* [Brief] Among the lines below, count those with "TradingView". Give the total alone.

Lines of data:
▼▼▼
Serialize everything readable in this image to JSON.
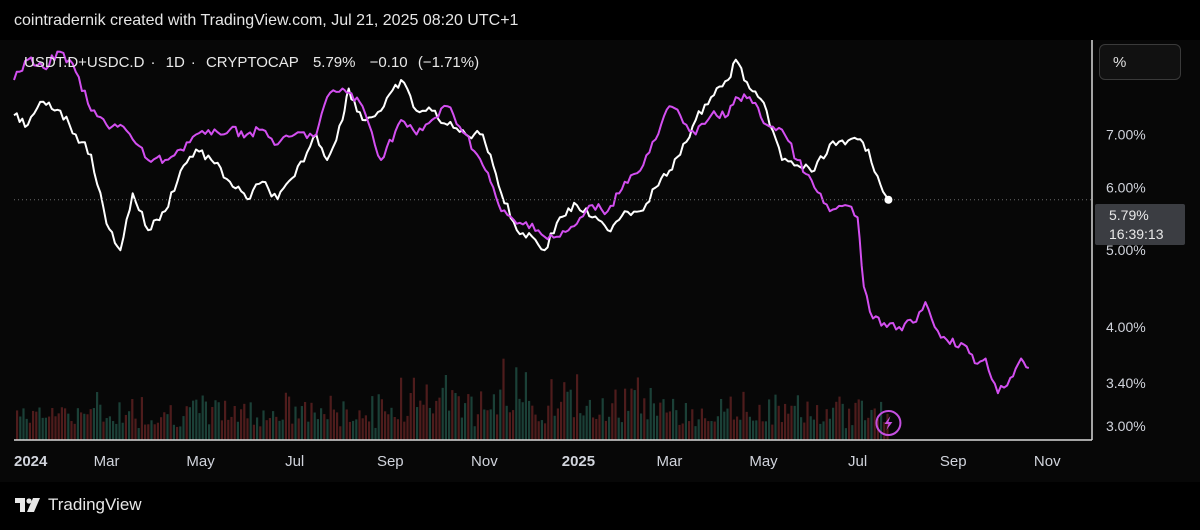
{
  "header": {
    "attribution": "cointradernik created with TradingView.com, Jul 21, 2025 08:20 UTC+1"
  },
  "legend": {
    "symbol": "USDT.D+USDC.D",
    "interval": "1D",
    "exchange": "CRYPTOCAP",
    "last": "5.79%",
    "change": "−0.10",
    "change_pct": "(−1.71%)"
  },
  "scale_button": {
    "label": "%"
  },
  "price_tag": {
    "price": "5.79%",
    "countdown": "16:39:13"
  },
  "footer": {
    "brand": "TradingView"
  },
  "colors": {
    "background": "#000000",
    "panel": "#070707",
    "main_series": "#ffffff",
    "overlay_series": "#d34ff0",
    "volume_up": "#1f4a3f",
    "volume_down": "#5a2020",
    "axis_text": "#d1d4dc"
  },
  "chart_data": {
    "type": "line",
    "x_range": [
      "2024-01-01",
      "2025-11-30"
    ],
    "y_scale": "log",
    "y_range": [
      2.88,
      9.0
    ],
    "y_ticks": [
      "7.00%",
      "6.00%",
      "5.00%",
      "4.00%",
      "3.40%",
      "3.00%"
    ],
    "x_ticks": [
      {
        "date": "2024-01-01",
        "label": "2024",
        "bold": true
      },
      {
        "date": "2024-03-01",
        "label": "Mar"
      },
      {
        "date": "2024-05-01",
        "label": "May"
      },
      {
        "date": "2024-07-01",
        "label": "Jul"
      },
      {
        "date": "2024-09-01",
        "label": "Sep"
      },
      {
        "date": "2024-11-01",
        "label": "Nov"
      },
      {
        "date": "2025-01-01",
        "label": "2025",
        "bold": true
      },
      {
        "date": "2025-03-01",
        "label": "Mar"
      },
      {
        "date": "2025-05-01",
        "label": "May"
      },
      {
        "date": "2025-07-01",
        "label": "Jul"
      },
      {
        "date": "2025-09-01",
        "label": "Sep"
      },
      {
        "date": "2025-11-01",
        "label": "Nov"
      }
    ],
    "series": [
      {
        "color": "#ffffff",
        "points": [
          [
            "2024-01-01",
            7.4
          ],
          [
            "2024-01-10",
            7.2
          ],
          [
            "2024-01-20",
            7.7
          ],
          [
            "2024-01-31",
            7.5
          ],
          [
            "2024-02-10",
            7.0
          ],
          [
            "2024-02-20",
            6.6
          ],
          [
            "2024-03-01",
            5.4
          ],
          [
            "2024-03-10",
            5.0
          ],
          [
            "2024-03-18",
            5.9
          ],
          [
            "2024-03-28",
            5.3
          ],
          [
            "2024-04-08",
            5.6
          ],
          [
            "2024-04-18",
            6.3
          ],
          [
            "2024-04-28",
            6.7
          ],
          [
            "2024-05-08",
            6.5
          ],
          [
            "2024-05-20",
            6.1
          ],
          [
            "2024-05-31",
            5.8
          ],
          [
            "2024-06-10",
            6.1
          ],
          [
            "2024-06-20",
            5.8
          ],
          [
            "2024-07-01",
            6.2
          ],
          [
            "2024-07-15",
            7.0
          ],
          [
            "2024-07-22",
            6.5
          ],
          [
            "2024-08-01",
            7.3
          ],
          [
            "2024-08-05",
            8.0
          ],
          [
            "2024-08-14",
            7.3
          ],
          [
            "2024-08-26",
            7.5
          ],
          [
            "2024-09-08",
            8.2
          ],
          [
            "2024-09-18",
            7.5
          ],
          [
            "2024-09-28",
            7.5
          ],
          [
            "2024-10-08",
            7.2
          ],
          [
            "2024-10-20",
            7.0
          ],
          [
            "2024-10-31",
            7.0
          ],
          [
            "2024-11-05",
            6.6
          ],
          [
            "2024-11-12",
            5.9
          ],
          [
            "2024-11-22",
            5.3
          ],
          [
            "2024-12-02",
            5.2
          ],
          [
            "2024-12-10",
            5.0
          ],
          [
            "2024-12-20",
            5.5
          ],
          [
            "2024-12-31",
            5.7
          ],
          [
            "2025-01-10",
            5.5
          ],
          [
            "2025-01-20",
            5.3
          ],
          [
            "2025-01-31",
            5.6
          ],
          [
            "2025-02-10",
            5.6
          ],
          [
            "2025-02-20",
            6.0
          ],
          [
            "2025-03-01",
            6.3
          ],
          [
            "2025-03-08",
            6.6
          ],
          [
            "2025-03-18",
            7.3
          ],
          [
            "2025-03-28",
            7.8
          ],
          [
            "2025-04-08",
            8.2
          ],
          [
            "2025-04-13",
            8.7
          ],
          [
            "2025-04-22",
            8.0
          ],
          [
            "2025-05-03",
            7.5
          ],
          [
            "2025-05-13",
            6.5
          ],
          [
            "2025-05-23",
            6.4
          ],
          [
            "2025-06-03",
            6.3
          ],
          [
            "2025-06-13",
            6.8
          ],
          [
            "2025-06-23",
            6.8
          ],
          [
            "2025-07-01",
            6.9
          ],
          [
            "2025-07-08",
            6.7
          ],
          [
            "2025-07-14",
            6.2
          ],
          [
            "2025-07-21",
            5.79
          ]
        ]
      },
      {
        "color": "#d34ff0",
        "points": [
          [
            "2024-01-01",
            8.2
          ],
          [
            "2024-01-10",
            8.7
          ],
          [
            "2024-01-20",
            8.5
          ],
          [
            "2024-01-31",
            8.9
          ],
          [
            "2024-02-10",
            8.4
          ],
          [
            "2024-02-20",
            7.5
          ],
          [
            "2024-03-01",
            7.2
          ],
          [
            "2024-03-10",
            7.2
          ],
          [
            "2024-03-18",
            6.9
          ],
          [
            "2024-03-28",
            6.5
          ],
          [
            "2024-04-08",
            6.5
          ],
          [
            "2024-04-18",
            6.7
          ],
          [
            "2024-04-28",
            7.0
          ],
          [
            "2024-05-08",
            7.0
          ],
          [
            "2024-05-20",
            7.1
          ],
          [
            "2024-05-31",
            7.0
          ],
          [
            "2024-06-10",
            7.1
          ],
          [
            "2024-06-20",
            6.8
          ],
          [
            "2024-07-01",
            7.0
          ],
          [
            "2024-07-15",
            7.0
          ],
          [
            "2024-07-22",
            7.8
          ],
          [
            "2024-08-01",
            8.0
          ],
          [
            "2024-08-05",
            7.9
          ],
          [
            "2024-08-14",
            7.6
          ],
          [
            "2024-08-26",
            6.5
          ],
          [
            "2024-09-08",
            7.3
          ],
          [
            "2024-09-18",
            7.0
          ],
          [
            "2024-09-28",
            7.3
          ],
          [
            "2024-10-08",
            7.6
          ],
          [
            "2024-10-20",
            7.0
          ],
          [
            "2024-10-31",
            6.4
          ],
          [
            "2024-11-05",
            6.1
          ],
          [
            "2024-11-12",
            5.6
          ],
          [
            "2024-11-22",
            5.4
          ],
          [
            "2024-12-02",
            5.4
          ],
          [
            "2024-12-10",
            5.2
          ],
          [
            "2024-12-20",
            5.2
          ],
          [
            "2024-12-31",
            5.4
          ],
          [
            "2025-01-10",
            5.7
          ],
          [
            "2025-01-20",
            5.6
          ],
          [
            "2025-01-31",
            6.1
          ],
          [
            "2025-02-10",
            6.3
          ],
          [
            "2025-02-20",
            6.9
          ],
          [
            "2025-03-01",
            7.6
          ],
          [
            "2025-03-08",
            7.4
          ],
          [
            "2025-03-18",
            7.0
          ],
          [
            "2025-03-28",
            7.4
          ],
          [
            "2025-04-08",
            7.4
          ],
          [
            "2025-04-13",
            7.8
          ],
          [
            "2025-04-22",
            7.8
          ],
          [
            "2025-05-03",
            7.2
          ],
          [
            "2025-05-13",
            7.1
          ],
          [
            "2025-05-23",
            6.5
          ],
          [
            "2025-06-03",
            6.0
          ],
          [
            "2025-06-13",
            5.6
          ],
          [
            "2025-06-23",
            5.7
          ],
          [
            "2025-07-01",
            5.5
          ],
          [
            "2025-07-05",
            4.5
          ],
          [
            "2025-07-11",
            4.1
          ],
          [
            "2025-07-20",
            4.0
          ],
          [
            "2025-07-28",
            4.0
          ],
          [
            "2025-08-06",
            4.05
          ],
          [
            "2025-08-14",
            4.3
          ],
          [
            "2025-08-20",
            4.0
          ],
          [
            "2025-08-28",
            3.85
          ],
          [
            "2025-09-08",
            3.8
          ],
          [
            "2025-09-15",
            3.6
          ],
          [
            "2025-09-22",
            3.65
          ],
          [
            "2025-09-30",
            3.3
          ],
          [
            "2025-10-08",
            3.45
          ],
          [
            "2025-10-15",
            3.65
          ],
          [
            "2025-10-20",
            3.55
          ]
        ]
      }
    ],
    "last_value": 5.79
  }
}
▲▲▲
* [Full solution] 2